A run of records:

══════════════════════════════

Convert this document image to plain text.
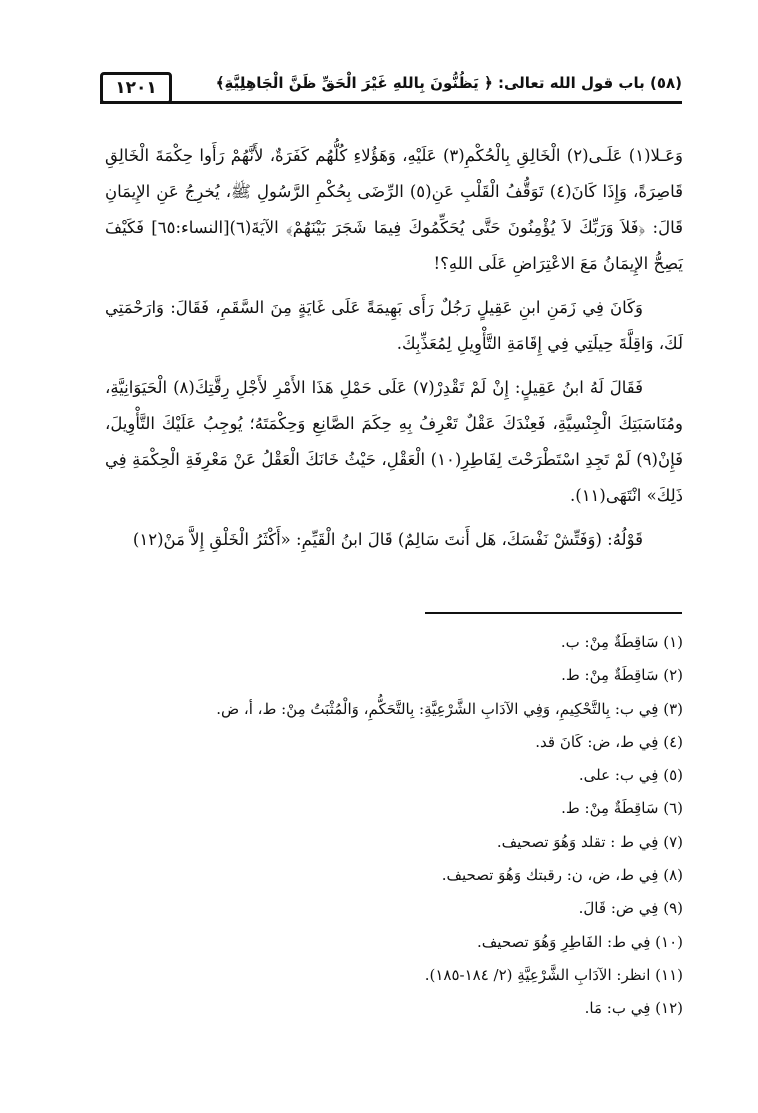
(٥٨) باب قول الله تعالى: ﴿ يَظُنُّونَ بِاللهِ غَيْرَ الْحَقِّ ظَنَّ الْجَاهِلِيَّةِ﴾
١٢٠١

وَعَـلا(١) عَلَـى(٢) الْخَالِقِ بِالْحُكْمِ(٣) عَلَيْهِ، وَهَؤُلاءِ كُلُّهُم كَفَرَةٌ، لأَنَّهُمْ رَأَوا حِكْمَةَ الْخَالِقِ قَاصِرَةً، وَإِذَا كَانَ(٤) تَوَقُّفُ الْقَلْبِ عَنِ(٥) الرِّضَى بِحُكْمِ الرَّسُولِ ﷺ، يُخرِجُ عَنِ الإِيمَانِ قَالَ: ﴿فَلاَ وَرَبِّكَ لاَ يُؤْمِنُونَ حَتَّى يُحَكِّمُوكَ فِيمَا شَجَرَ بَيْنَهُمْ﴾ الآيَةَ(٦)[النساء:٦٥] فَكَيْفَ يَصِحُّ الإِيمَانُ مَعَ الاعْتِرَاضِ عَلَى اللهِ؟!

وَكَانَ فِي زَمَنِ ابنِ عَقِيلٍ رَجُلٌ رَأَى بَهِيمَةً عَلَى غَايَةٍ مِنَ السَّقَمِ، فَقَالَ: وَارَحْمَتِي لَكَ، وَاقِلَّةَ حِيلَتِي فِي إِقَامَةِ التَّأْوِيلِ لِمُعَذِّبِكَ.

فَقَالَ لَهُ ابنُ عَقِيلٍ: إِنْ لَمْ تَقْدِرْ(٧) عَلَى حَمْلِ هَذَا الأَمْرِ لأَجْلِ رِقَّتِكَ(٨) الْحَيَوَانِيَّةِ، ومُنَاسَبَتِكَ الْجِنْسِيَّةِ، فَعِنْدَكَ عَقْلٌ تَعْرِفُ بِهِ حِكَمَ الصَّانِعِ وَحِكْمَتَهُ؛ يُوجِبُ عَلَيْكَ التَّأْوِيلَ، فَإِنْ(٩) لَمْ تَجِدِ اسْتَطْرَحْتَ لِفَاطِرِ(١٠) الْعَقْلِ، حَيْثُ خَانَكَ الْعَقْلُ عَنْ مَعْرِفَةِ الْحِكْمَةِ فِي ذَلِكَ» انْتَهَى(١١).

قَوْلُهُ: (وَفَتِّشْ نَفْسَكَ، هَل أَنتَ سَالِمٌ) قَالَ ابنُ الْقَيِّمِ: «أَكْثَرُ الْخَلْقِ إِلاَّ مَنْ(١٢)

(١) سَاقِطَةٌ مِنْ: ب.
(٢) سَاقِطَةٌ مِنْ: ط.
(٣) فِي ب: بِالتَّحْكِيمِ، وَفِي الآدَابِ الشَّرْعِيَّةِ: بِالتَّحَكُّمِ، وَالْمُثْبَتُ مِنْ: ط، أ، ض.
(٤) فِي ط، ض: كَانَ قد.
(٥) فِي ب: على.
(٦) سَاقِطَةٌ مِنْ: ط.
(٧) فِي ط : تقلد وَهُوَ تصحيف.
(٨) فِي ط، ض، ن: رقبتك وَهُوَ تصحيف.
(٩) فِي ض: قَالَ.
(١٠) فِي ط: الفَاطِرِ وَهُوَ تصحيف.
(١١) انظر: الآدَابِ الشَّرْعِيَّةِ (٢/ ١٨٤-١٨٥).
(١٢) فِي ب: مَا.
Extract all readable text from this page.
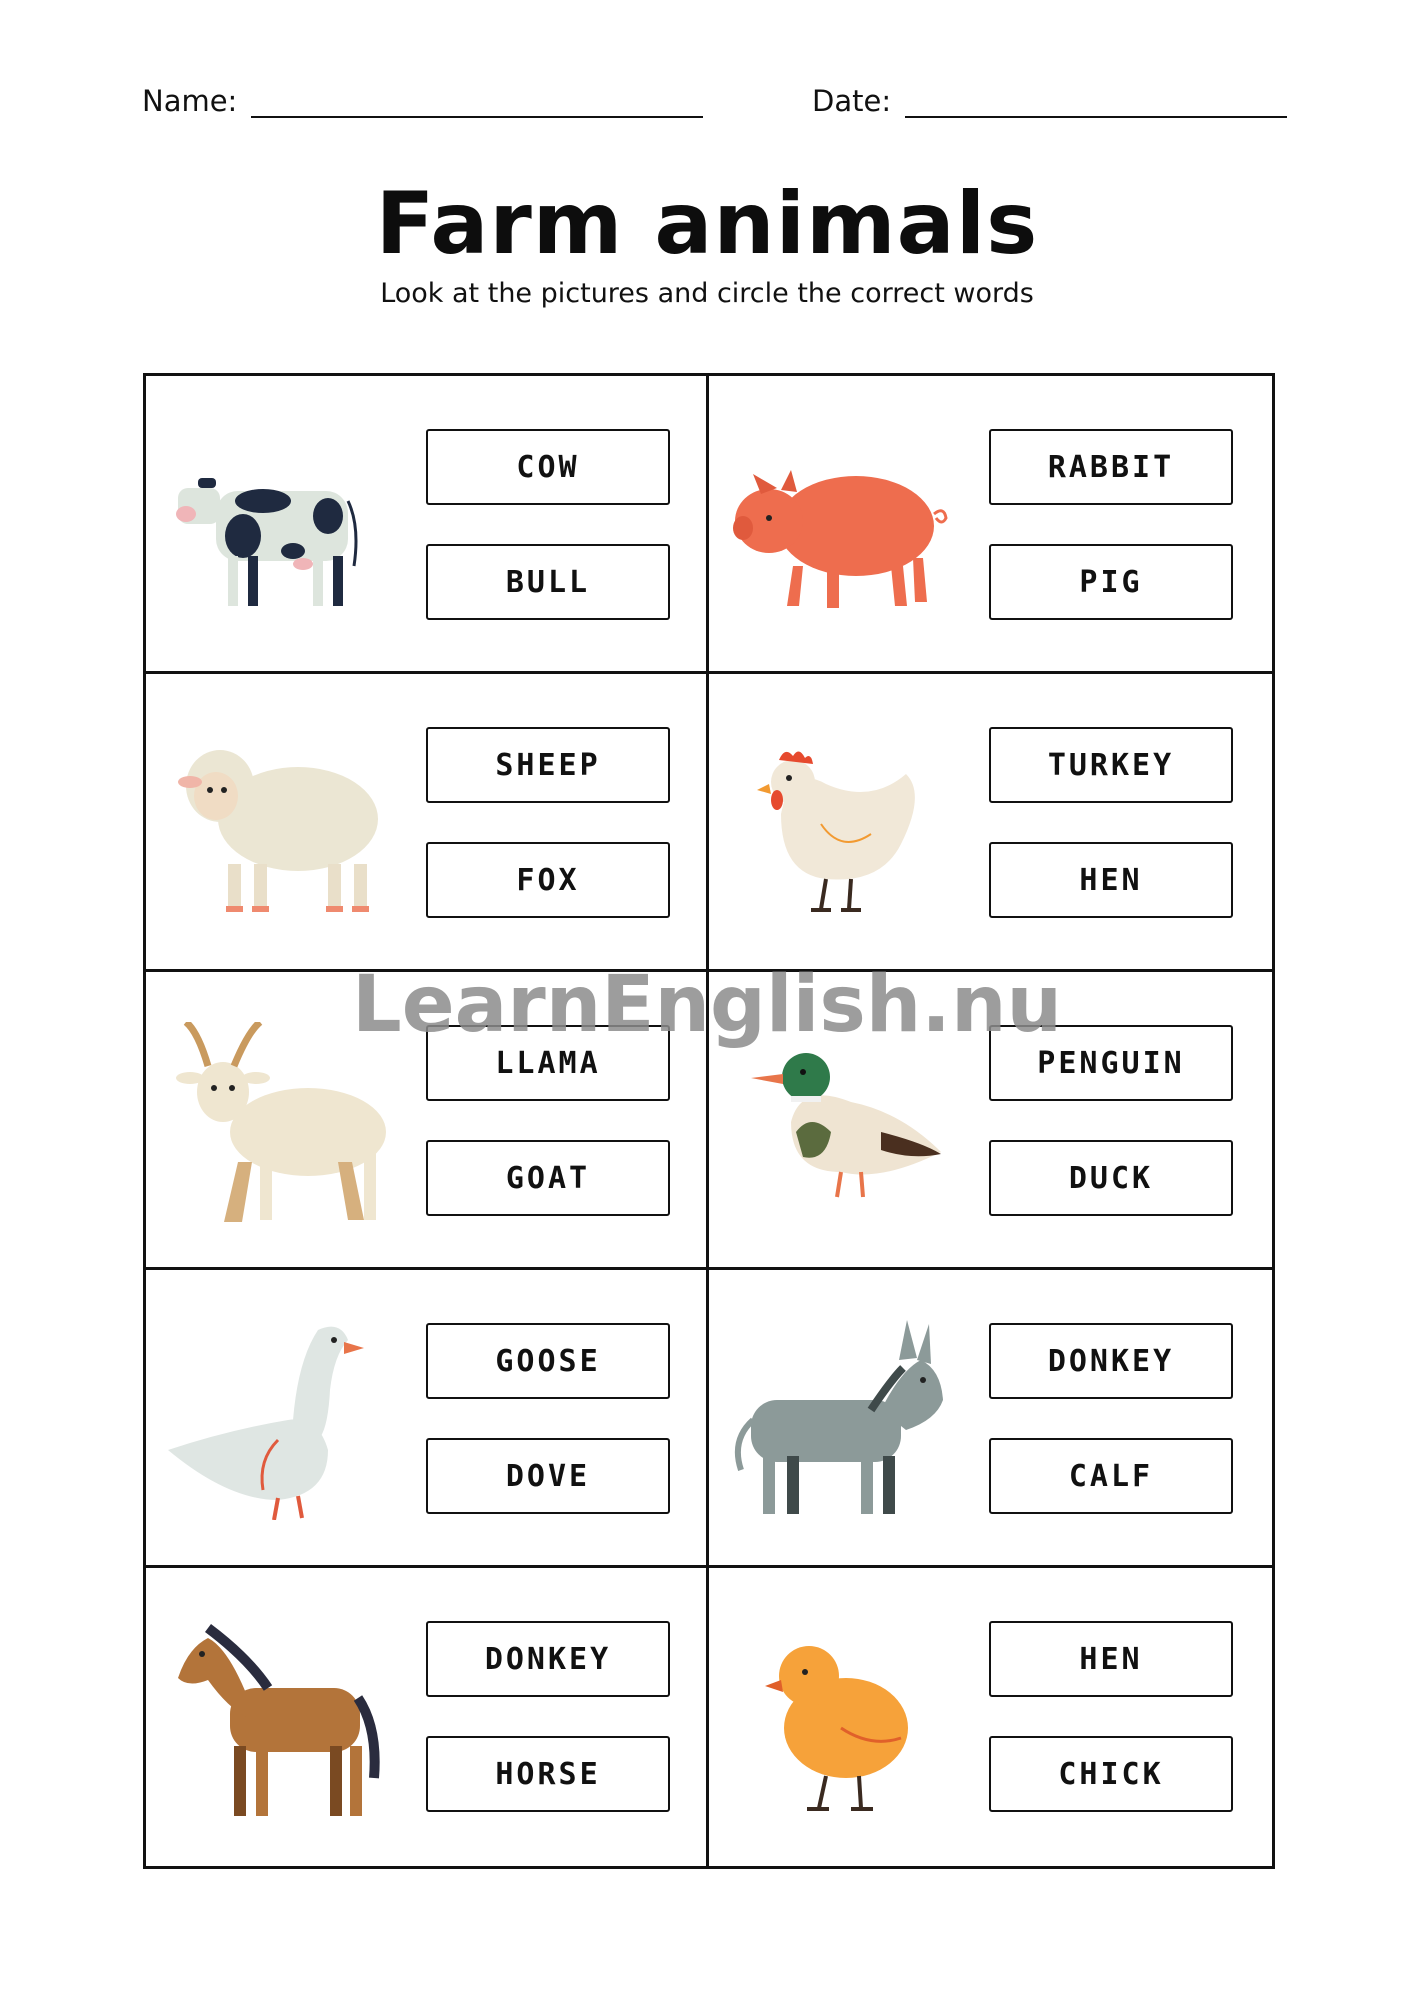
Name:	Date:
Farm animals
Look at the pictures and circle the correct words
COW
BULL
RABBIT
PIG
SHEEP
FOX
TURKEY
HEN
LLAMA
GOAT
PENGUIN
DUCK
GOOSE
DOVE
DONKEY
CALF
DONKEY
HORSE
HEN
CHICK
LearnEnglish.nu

══════════════════════════════

§ **EXERCISE INSTRUCTIONS**
Copy each line holding the word "الله" from the listing above.

§ **RESPONSE**
(٥٨) باب قول الله تعالى: ﴿ يَظُنُّونَ بِاللهِ غَيْرَ الْحَقِّ ظَنَّ الْجَاهِلِيَّةِ﴾
وَعَـلا(١) عَلَـى(٢) الْخَالِقِ بِالْحُكْمِ(٣) عَلَيْهِ، وَهَؤُلاءِ كُلُّهُم كَفَرَةٌ، لأَنَّهُمْ رَأَوا حِكْمَةَ الْخَالِقِ قَاصِرَةً، وَإِذَا كَانَ(٤) تَوَقُّفُ الْقَلْبِ عَنِ(٥) الرِّضَى بِحُكْمِ الرَّسُولِ ﷺ، يُخرِجُ عَنِ الإِيمَانِ قَالَ: ﴿فَلاَ وَرَبِّكَ لاَ يُؤْمِنُونَ حَتَّى يُحَكِّمُوكَ فِيمَا شَجَرَ بَيْنَهُمْ﴾ الآيَةَ(٦)[النساء:٦٥] فَكَيْفَ يَصِحُّ الإِيمَانُ مَعَ الاعْتِرَاضِ عَلَى اللهِ؟!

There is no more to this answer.